Directions:
1. In the HBase mailing list post, what disk capacity had the nodes reached when the cluster began having problems?
2. Write out the stretch of the HBase mailing list post from "Re:: Hbase master" through "then starting hbase.", word for word.

** Opening Document excerpt block **

You are viewing a plain text version of this content. The canonical link for it is here.
Posted to user@hbase.apache.org by Dhaval Shah <pr...@yahoo.co.in> on 2012/12/29 14:15:06 UTC

Re:: Hbase master failing to start after reaching 95% disk and expanding cluster

Seems like your zookeeper quorum is in a bad state (possibly because it ran out of disk in the past). Can you try stopping hbase, removing the zookeeper znode for hbase and then starting hbase.


------------------------------
On Sat 29 Dec, 2012 5:14 PM IST Marco Gallotta wrote:

>Hi there 
>
>I've been running an hbase cluster for several months, and it recently experienced problems as the nodes reached 95% disk capacity. I added an extra node, and now the master keeps crashing with the errors below. I also increased the disk capacity on each individual node after this, and the errors are the same. I tried removing the new node, and that doesn't help.
>
>There are similar errors in the regionserver and zookeeper logs, but the all seem to echo from the master logs.
>
>Anything I can look at to help diagnose what the problem here is?

** Closing Document excerpt block **
** Opening Listed entries block **

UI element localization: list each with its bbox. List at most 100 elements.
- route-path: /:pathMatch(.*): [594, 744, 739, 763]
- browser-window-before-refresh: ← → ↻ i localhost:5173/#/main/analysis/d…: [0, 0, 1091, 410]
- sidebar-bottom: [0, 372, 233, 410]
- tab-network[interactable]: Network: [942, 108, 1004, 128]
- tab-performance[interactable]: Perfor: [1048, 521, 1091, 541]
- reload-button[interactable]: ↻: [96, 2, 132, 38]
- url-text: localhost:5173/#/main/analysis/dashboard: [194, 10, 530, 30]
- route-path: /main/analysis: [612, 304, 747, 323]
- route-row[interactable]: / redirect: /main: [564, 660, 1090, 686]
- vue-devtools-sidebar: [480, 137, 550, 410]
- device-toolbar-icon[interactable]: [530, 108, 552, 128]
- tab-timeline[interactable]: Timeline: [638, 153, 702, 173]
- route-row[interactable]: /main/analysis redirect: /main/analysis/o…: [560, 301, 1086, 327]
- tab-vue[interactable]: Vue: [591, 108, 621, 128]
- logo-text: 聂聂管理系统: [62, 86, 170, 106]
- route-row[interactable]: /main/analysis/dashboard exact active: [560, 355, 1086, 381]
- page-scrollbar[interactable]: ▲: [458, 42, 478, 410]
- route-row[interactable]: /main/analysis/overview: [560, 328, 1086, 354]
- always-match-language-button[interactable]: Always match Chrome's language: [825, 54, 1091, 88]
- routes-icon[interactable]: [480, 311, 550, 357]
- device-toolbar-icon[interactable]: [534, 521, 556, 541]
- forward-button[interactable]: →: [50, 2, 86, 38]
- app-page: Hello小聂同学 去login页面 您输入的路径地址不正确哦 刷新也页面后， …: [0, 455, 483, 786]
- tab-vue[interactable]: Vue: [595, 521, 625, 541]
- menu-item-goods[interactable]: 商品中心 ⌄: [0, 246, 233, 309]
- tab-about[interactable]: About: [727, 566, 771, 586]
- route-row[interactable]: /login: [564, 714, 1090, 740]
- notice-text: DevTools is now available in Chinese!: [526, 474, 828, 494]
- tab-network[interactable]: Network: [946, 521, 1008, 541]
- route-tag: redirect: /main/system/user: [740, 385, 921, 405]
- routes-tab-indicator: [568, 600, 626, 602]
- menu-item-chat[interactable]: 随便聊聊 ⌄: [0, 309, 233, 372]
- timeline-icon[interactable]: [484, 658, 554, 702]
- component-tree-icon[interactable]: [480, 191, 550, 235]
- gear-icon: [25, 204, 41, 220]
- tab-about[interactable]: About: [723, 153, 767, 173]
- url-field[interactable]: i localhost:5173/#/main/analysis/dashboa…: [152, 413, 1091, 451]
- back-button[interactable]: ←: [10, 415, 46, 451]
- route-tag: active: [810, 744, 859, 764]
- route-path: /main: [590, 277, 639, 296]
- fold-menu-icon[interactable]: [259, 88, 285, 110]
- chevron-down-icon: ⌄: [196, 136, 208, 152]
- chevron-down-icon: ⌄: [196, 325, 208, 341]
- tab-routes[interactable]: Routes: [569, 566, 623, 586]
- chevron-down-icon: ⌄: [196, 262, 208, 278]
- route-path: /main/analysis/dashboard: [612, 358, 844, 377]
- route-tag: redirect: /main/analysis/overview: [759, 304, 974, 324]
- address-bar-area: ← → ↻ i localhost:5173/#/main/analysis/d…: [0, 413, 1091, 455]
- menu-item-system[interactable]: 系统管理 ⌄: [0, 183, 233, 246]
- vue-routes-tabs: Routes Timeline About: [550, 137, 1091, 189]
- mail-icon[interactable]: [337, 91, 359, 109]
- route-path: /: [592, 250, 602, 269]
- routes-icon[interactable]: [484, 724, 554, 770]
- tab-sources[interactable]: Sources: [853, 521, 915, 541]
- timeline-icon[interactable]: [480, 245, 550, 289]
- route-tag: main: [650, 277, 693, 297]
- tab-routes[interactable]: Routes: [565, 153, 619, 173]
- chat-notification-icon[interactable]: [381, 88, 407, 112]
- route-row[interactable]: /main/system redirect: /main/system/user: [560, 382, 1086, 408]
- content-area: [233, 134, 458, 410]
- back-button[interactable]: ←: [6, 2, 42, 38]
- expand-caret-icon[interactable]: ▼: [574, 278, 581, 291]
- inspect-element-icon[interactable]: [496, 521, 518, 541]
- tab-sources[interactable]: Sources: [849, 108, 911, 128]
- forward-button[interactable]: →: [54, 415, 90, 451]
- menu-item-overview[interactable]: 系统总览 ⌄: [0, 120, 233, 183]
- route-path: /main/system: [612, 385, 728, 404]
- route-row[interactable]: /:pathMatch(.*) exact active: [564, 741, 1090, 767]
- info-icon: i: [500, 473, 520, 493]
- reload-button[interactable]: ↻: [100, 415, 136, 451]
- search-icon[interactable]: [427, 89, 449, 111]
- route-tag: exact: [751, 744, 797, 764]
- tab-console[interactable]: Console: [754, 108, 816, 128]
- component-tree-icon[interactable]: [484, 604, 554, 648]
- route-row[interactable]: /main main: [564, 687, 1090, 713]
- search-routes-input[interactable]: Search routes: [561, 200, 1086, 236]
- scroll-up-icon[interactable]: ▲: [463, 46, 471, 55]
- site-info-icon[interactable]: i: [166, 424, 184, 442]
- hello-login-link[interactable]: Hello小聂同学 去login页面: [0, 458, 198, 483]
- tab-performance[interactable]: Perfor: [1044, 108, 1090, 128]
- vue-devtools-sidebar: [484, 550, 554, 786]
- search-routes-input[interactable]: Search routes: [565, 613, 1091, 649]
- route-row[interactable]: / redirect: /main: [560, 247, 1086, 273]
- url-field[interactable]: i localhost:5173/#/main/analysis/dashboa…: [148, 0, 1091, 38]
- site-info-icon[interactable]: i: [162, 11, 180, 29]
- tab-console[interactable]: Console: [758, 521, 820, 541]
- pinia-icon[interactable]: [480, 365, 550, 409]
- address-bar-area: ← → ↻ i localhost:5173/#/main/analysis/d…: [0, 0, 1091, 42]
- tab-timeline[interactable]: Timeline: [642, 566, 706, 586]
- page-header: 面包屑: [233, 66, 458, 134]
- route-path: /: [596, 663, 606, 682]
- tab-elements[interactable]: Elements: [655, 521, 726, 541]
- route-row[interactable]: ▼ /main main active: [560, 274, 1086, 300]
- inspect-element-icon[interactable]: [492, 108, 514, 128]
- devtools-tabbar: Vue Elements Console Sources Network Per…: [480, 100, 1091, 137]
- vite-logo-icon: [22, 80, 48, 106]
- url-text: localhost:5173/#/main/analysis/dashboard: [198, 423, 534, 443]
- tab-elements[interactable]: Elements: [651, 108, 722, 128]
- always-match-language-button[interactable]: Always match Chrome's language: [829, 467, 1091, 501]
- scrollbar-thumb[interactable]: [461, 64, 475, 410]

** Closing Listed entries block **

Outputs by task:
1. 95%

2.
Re:: Hbase master failing to start after reaching 95% disk and expanding cluster

Seems like your zookeeper quorum is in a bad state (possibly because it ran out of disk in the past). Can you try stopping hbase, removing the zookeeper znode for hbase and then starting hbase.